● REQUIREMENTS
Provide the number of lines containing the word "requested", and nothing else.

━━ SOURCE RECORDS ━━

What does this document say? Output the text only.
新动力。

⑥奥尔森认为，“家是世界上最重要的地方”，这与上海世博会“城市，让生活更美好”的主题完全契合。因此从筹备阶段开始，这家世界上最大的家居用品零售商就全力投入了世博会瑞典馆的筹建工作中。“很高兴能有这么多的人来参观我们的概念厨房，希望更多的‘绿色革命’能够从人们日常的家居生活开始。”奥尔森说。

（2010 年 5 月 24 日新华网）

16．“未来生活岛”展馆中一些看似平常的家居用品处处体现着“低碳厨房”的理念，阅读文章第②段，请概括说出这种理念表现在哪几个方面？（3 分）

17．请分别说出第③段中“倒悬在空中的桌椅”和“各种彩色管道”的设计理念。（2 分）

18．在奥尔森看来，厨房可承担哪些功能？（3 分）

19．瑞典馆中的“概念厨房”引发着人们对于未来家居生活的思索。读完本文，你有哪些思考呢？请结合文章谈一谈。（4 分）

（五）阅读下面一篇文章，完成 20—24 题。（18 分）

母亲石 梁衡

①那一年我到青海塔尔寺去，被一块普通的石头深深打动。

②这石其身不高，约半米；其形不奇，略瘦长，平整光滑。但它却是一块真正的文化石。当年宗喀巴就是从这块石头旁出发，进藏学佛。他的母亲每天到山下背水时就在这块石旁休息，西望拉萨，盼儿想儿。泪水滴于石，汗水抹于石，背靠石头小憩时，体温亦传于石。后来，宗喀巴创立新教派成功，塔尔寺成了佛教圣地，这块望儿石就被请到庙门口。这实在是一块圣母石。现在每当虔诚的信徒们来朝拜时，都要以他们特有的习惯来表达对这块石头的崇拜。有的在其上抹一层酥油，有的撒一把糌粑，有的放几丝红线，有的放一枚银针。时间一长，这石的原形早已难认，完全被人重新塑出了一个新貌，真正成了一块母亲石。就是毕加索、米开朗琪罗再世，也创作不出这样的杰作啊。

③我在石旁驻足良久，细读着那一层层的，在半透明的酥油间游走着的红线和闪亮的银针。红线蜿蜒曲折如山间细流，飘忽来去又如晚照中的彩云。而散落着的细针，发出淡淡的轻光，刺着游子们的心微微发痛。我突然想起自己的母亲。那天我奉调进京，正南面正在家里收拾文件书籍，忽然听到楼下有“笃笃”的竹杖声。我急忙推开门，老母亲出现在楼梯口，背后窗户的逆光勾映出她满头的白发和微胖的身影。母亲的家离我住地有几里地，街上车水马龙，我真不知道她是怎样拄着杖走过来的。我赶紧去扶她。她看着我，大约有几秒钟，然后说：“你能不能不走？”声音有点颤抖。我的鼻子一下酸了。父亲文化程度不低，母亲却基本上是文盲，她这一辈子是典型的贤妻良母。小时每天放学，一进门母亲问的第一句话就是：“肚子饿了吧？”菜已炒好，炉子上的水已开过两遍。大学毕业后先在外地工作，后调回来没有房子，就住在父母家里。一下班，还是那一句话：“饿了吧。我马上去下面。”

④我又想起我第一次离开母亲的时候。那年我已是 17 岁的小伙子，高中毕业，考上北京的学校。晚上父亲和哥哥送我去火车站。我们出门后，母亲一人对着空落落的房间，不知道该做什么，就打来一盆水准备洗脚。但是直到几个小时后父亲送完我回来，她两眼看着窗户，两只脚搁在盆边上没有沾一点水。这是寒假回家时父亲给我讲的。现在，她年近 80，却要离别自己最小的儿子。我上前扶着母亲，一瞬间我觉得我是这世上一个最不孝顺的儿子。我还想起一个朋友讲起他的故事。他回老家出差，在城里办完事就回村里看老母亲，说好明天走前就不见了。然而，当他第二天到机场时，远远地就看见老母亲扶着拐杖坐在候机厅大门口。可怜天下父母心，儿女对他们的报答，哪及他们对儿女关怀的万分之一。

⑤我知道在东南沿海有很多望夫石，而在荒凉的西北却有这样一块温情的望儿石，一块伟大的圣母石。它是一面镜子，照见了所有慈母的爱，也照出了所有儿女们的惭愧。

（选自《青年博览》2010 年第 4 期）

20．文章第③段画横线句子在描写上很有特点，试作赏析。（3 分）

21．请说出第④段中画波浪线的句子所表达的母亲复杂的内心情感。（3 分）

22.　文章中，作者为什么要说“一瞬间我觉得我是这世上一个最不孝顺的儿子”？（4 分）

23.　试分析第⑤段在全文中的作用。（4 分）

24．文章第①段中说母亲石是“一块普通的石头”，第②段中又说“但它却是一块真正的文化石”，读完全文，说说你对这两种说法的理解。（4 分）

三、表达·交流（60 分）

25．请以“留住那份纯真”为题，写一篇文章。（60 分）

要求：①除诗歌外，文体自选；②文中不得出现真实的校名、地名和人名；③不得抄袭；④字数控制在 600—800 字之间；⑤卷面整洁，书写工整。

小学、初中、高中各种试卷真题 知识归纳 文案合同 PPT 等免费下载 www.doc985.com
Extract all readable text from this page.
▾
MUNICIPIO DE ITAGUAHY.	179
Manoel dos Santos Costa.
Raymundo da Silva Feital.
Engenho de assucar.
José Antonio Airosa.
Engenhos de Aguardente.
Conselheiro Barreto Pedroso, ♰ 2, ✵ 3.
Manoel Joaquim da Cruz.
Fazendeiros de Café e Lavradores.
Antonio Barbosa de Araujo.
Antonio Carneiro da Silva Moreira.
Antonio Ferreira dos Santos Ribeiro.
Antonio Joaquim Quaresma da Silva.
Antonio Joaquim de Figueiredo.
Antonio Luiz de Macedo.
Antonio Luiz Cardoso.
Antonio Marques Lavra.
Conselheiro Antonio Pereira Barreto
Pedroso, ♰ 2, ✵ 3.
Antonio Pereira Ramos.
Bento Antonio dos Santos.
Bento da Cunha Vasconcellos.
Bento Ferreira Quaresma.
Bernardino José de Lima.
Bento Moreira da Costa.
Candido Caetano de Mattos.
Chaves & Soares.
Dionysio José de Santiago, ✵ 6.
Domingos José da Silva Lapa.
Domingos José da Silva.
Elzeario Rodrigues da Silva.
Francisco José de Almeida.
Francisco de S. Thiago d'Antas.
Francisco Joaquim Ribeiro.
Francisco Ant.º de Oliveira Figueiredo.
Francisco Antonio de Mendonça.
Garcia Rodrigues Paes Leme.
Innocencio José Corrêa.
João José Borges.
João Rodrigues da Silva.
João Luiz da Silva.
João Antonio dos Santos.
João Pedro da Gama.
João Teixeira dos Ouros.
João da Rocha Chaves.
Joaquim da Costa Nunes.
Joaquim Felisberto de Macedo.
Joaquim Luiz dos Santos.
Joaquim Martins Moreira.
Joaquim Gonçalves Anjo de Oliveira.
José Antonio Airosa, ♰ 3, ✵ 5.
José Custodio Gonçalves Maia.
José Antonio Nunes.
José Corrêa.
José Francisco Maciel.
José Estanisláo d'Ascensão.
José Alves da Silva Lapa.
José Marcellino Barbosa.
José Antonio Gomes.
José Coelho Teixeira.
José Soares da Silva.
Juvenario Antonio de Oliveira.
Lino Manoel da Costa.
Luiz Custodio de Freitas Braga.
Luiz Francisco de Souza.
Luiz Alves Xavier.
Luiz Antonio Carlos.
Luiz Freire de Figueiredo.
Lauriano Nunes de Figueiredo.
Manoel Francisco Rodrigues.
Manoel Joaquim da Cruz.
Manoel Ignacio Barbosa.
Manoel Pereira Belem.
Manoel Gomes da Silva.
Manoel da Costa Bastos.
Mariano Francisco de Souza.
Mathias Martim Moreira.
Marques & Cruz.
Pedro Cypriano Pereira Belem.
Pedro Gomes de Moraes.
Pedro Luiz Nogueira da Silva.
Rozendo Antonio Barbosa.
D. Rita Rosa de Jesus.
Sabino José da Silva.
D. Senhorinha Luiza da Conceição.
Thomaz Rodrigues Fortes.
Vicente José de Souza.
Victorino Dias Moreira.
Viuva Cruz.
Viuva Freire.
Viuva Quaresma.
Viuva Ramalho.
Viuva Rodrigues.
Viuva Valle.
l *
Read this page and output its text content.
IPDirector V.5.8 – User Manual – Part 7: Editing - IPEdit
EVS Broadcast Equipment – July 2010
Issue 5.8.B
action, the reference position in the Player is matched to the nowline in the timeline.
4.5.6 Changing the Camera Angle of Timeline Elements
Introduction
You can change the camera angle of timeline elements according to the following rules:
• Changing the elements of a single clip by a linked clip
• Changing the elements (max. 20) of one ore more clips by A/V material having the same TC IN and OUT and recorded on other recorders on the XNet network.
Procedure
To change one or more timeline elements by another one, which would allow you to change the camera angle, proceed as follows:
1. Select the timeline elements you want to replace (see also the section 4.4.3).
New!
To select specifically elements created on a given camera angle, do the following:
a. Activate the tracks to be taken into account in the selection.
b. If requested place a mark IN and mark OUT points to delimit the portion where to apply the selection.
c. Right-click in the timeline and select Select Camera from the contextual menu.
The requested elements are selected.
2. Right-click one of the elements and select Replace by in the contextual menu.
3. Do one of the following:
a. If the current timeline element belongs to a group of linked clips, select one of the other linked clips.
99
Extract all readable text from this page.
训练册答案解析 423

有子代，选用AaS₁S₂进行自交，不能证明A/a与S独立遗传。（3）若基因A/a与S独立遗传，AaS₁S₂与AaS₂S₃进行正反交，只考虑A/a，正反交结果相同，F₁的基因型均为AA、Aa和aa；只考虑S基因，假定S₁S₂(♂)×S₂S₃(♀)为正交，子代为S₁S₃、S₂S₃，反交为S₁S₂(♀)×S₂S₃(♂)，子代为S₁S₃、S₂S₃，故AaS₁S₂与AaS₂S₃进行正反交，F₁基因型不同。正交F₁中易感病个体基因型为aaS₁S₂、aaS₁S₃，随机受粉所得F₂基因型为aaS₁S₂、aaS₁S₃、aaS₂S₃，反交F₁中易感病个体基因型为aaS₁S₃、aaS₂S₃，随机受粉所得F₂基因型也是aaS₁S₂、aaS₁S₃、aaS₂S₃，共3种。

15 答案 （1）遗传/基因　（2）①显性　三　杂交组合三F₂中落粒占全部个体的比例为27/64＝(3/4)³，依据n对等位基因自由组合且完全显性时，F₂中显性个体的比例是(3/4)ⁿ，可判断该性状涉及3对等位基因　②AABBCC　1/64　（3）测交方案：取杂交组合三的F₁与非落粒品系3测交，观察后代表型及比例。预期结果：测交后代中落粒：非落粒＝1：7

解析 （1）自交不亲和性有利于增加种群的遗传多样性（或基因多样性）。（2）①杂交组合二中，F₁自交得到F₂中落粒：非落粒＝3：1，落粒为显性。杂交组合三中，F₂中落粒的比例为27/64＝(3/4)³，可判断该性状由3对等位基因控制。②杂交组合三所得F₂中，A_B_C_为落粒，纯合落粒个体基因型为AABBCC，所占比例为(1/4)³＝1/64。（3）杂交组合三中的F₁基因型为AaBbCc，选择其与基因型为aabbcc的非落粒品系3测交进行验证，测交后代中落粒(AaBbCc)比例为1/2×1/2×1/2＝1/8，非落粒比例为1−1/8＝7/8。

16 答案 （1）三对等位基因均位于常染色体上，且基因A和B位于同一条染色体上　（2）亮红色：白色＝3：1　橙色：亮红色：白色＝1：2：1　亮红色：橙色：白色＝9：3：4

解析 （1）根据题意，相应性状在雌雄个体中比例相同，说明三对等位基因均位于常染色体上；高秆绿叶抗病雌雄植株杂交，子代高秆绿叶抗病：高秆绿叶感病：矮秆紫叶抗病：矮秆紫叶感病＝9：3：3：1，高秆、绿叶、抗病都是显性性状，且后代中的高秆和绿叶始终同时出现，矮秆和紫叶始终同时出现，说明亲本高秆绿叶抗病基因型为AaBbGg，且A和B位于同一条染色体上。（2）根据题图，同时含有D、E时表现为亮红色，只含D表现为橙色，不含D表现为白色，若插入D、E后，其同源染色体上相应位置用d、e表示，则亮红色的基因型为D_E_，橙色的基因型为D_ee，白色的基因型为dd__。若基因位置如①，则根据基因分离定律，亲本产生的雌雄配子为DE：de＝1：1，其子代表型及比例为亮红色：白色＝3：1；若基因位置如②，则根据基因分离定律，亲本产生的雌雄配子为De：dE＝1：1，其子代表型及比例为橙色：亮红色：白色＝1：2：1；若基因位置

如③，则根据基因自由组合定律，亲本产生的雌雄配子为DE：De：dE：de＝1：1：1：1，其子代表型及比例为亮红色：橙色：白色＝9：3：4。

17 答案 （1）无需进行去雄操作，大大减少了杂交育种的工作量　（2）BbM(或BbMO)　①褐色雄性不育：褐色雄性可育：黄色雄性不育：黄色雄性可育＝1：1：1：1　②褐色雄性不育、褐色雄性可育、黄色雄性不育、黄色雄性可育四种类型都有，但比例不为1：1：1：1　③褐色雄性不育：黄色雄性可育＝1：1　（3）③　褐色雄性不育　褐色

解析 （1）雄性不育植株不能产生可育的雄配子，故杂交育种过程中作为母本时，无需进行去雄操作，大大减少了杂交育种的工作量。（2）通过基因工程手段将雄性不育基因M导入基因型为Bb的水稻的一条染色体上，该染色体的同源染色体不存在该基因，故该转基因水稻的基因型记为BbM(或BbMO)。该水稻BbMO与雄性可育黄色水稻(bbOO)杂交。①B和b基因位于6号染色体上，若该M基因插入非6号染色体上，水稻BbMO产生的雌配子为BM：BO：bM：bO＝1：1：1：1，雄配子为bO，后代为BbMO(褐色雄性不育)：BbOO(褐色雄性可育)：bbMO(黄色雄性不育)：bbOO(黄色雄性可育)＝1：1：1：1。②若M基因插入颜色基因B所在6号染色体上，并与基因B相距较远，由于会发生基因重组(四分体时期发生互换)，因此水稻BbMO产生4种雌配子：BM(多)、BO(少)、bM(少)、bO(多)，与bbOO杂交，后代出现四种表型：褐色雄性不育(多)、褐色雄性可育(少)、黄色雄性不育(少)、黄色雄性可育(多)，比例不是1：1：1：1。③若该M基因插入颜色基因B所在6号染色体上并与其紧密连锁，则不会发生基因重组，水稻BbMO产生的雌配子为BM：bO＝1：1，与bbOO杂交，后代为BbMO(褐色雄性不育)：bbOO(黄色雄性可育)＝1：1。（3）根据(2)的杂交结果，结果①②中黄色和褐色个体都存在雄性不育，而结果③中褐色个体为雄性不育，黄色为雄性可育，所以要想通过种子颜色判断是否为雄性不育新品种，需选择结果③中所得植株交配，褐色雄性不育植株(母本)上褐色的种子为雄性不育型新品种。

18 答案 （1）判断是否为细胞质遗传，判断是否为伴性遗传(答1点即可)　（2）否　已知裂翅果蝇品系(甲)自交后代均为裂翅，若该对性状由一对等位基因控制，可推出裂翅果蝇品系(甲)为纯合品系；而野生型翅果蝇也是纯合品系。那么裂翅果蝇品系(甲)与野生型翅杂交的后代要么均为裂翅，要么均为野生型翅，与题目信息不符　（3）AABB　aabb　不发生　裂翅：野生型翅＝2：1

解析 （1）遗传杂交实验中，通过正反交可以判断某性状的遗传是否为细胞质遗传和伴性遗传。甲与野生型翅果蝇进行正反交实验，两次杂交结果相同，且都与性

━━━

● RESULT
2